• **WORK INSTRUCTIONS**
Render each line of the items below as one string in a JSON list, skipping blank lines and leaving out the pictures.

• **LISTING**
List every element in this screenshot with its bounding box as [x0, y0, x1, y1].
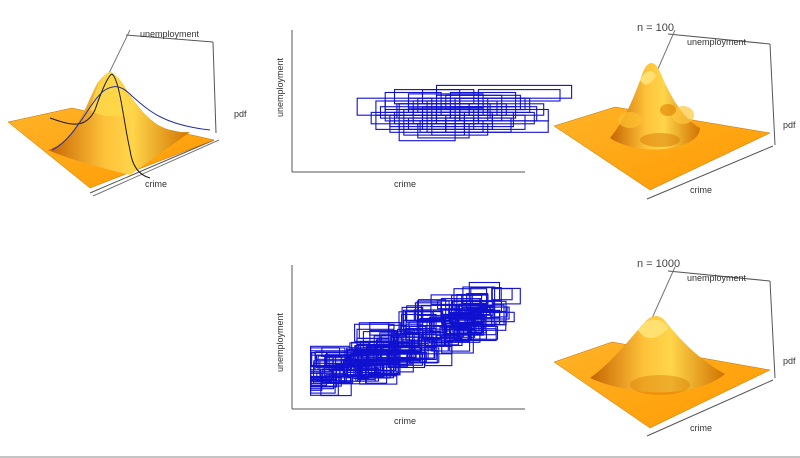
sample-rectangle [321, 347, 341, 357]
panel5-zlabel: pdf [783, 356, 796, 366]
sample-rectangle [421, 106, 489, 122]
panel1-ylabel: unemployment [140, 29, 200, 39]
sample-rectangle [445, 323, 484, 336]
sample-rectangle [319, 360, 362, 378]
panel2-rectangles [356, 84, 573, 142]
sample-rectangle [398, 114, 465, 130]
panel2-xlabel: crime [394, 179, 416, 189]
sample-rectangle [468, 281, 501, 302]
sample-rectangle [446, 325, 469, 342]
panel-density-1000: n = 1000 unemployment pdf crime [553, 258, 796, 437]
panel3-xlabel: crime [690, 185, 712, 195]
sample-rectangle [430, 341, 449, 352]
sample-rectangle [456, 293, 488, 312]
sample-rectangle [356, 337, 390, 352]
sample-rectangle [310, 350, 351, 368]
sample-rectangle [459, 97, 526, 111]
sample-rectangle [407, 97, 479, 113]
sample-rectangle [421, 114, 493, 130]
sample-rectangle [400, 313, 437, 335]
sample-rectangle [387, 324, 407, 337]
sample-rectangle [421, 89, 475, 105]
sample-rectangle [375, 114, 447, 130]
sample-rectangle [459, 328, 497, 342]
panel1-surface [7, 72, 215, 189]
sample-rectangle [359, 375, 398, 385]
sample-rectangle [417, 123, 470, 139]
sample-rectangle [429, 316, 446, 333]
panel3-zlabel: pdf [783, 120, 796, 130]
panel5-title: n = 1000 [637, 258, 680, 270]
marginal-curve-blue [51, 86, 211, 151]
panel4-axes [291, 265, 525, 410]
panel4-ylabel: unemployment [275, 312, 285, 372]
panel3-ylabel: unemployment [687, 37, 747, 47]
panel3-title: n = 100 [637, 22, 674, 34]
sample-rectangle [462, 286, 496, 306]
panel-density-100: n = 100 unemployment pdf crime [553, 22, 796, 200]
panel5-surface [553, 316, 771, 429]
sample-rectangle [414, 302, 442, 321]
panel4-rectangles [310, 281, 521, 397]
sample-rectangle [426, 317, 458, 339]
panel1-axes [89, 29, 220, 197]
sample-rectangle [311, 351, 327, 367]
sample-rectangle [357, 345, 397, 362]
sample-rectangle [424, 345, 453, 367]
sample-rectangle [361, 349, 391, 365]
panel5-xlabel: crime [690, 423, 712, 433]
sample-rectangle [396, 103, 491, 119]
marginal-curve-black [49, 73, 151, 179]
sample-rectangle [326, 352, 362, 365]
panel3-surface [553, 63, 771, 191]
panel-rect-100: unemployment crime [275, 30, 573, 189]
panel1-xlabel: crime [145, 179, 167, 189]
sample-rectangle [466, 308, 495, 327]
panel4-xlabel: crime [394, 416, 416, 426]
panel5-axes [639, 266, 776, 437]
sample-rectangle [356, 366, 373, 378]
sample-rectangle [354, 360, 398, 376]
sample-rectangle [310, 371, 335, 390]
sample-rectangle [491, 288, 513, 301]
panel-rect-1000: unemployment crime [275, 265, 525, 426]
panel1-zlabel: pdf [234, 109, 247, 119]
sample-rectangle [357, 362, 376, 380]
sample-rectangle [439, 326, 465, 337]
sample-rectangle [435, 84, 573, 99]
sample-rectangle [454, 97, 531, 113]
panel5-ylabel: unemployment [687, 273, 747, 283]
panel2-ylabel: unemployment [275, 57, 285, 117]
panel2-axes [291, 30, 525, 173]
sample-rectangle [354, 323, 395, 342]
sample-rectangle [457, 305, 479, 326]
sample-rectangle [417, 97, 489, 113]
sample-rectangle [382, 342, 421, 354]
sample-rectangle [386, 351, 427, 363]
panel-true-density: unemployment pdf crime [7, 29, 247, 197]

• **EXERCISE ANSWER**
[
  "List every element in this screenshot with its bounding box as [x0, y0, x1, y1].",
  "sample-rectangle [321, 347, 341, 357]",
  "panel5-zlabel: pdf [783, 356, 796, 366]",
  "sample-rectangle [421, 106, 489, 122]",
  "panel1-ylabel: unemployment [140, 29, 200, 39]",
  "sample-rectangle [445, 323, 484, 336]",
  "sample-rectangle [319, 360, 362, 378]",
  "panel2-rectangles [356, 84, 573, 142]",
  "sample-rectangle [398, 114, 465, 130]",
  "panel2-xlabel: crime [394, 179, 416, 189]",
  "sample-rectangle [468, 281, 501, 302]",
  "sample-rectangle [446, 325, 469, 342]",
  "panel-density-1000: n = 1000 unemployment pdf crime [553, 258, 796, 437]",
  "panel3-xlabel: crime [690, 185, 712, 195]",
  "sample-rectangle [430, 341, 449, 352]",
  "sample-rectangle [456, 293, 488, 312]",
  "sample-rectangle [356, 337, 390, 352]",
  "sample-rectangle [310, 350, 351, 368]",
  "sample-rectangle [459, 97, 526, 111]",
  "sample-rectangle [407, 97, 479, 113]",
  "sample-rectangle [421, 114, 493, 130]",
  "sample-rectangle [400, 313, 437, 335]",
  "sample-rectangle [387, 324, 407, 337]",
  "sample-rectangle [421, 89, 475, 105]",
  "sample-rectangle [375, 114, 447, 130]",
  "sample-rectangle [459, 328, 497, 342]",
  "panel1-surface [7, 72, 215, 189]",
  "sample-rectangle [359, 375, 398, 385]",
  "sample-rectangle [417, 123, 470, 139]",
  "sample-rectangle [429, 316, 446, 333]",
  "panel3-zlabel: pdf [783, 120, 796, 130]",
  "panel5-title: n = 1000 [637, 258, 680, 270]",
  "marginal-curve-blue [51, 86, 211, 151]",
  "panel4-axes [291, 265, 525, 410]",
  "panel4-ylabel: unemployment [275, 312, 285, 372]",
  "panel3-ylabel: unemployment [687, 37, 747, 47]",
  "panel3-title: n = 100 [637, 22, 674, 34]",
  "sample-rectangle [462, 286, 496, 306]",
  "panel-density-100: n = 100 unemployment pdf crime [553, 22, 796, 200]",
  "panel5-surface [553, 316, 771, 429]",
  "sample-rectangle [414, 302, 442, 321]",
  "panel4-rectangles [310, 281, 521, 397]",
  "sample-rectangle [426, 317, 458, 339]",
  "panel1-axes [89, 29, 220, 197]",
  "sample-rectangle [311, 351, 327, 367]",
  "sample-rectangle [357, 345, 397, 362]",
  "sample-rectangle [424, 345, 453, 367]",
  "sample-rectangle [361, 349, 391, 365]",
  "panel5-xlabel: crime [690, 423, 712, 433]",
  "sample-rectangle [396, 103, 491, 119]",
  "marginal-curve-black [49, 73, 151, 179]",
  "sample-rectangle [326, 352, 362, 365]",
  "panel3-surface [553, 63, 771, 191]",
  "panel-rect-100: unemployment crime [275, 30, 573, 189]",
  "panel1-xlabel: crime [145, 179, 167, 189]",
  "sample-rectangle [466, 308, 495, 327]",
  "panel4-xlabel: crime [394, 416, 416, 426]",
  "panel5-axes [639, 266, 776, 437]",
  "sample-rectangle [356, 366, 373, 378]",
  "sample-rectangle [354, 360, 398, 376]",
  "sample-rectangle [310, 371, 335, 390]",
  "sample-rectangle [491, 288, 513, 301]",
  "panel-rect-1000: unemployment crime [275, 265, 525, 426]",
  "panel1-zlabel: pdf [234, 109, 247, 119]",
  "sample-rectangle [357, 362, 376, 380]",
  "sample-rectangle [439, 326, 465, 337]",
  "sample-rectangle [435, 84, 573, 99]",
  "sample-rectangle [454, 97, 531, 113]",
  "panel5-ylabel: unemployment [687, 273, 747, 283]",
  "panel2-ylabel: unemployment [275, 57, 285, 117]",
  "panel2-axes [291, 30, 525, 173]",
  "sample-rectangle [354, 323, 395, 342]",
  "sample-rectangle [457, 305, 479, 326]",
  "sample-rectangle [417, 97, 489, 113]",
  "sample-rectangle [382, 342, 421, 354]",
  "sample-rectangle [386, 351, 427, 363]",
  "panel-true-density: unemployment pdf crime [7, 29, 247, 197]"
]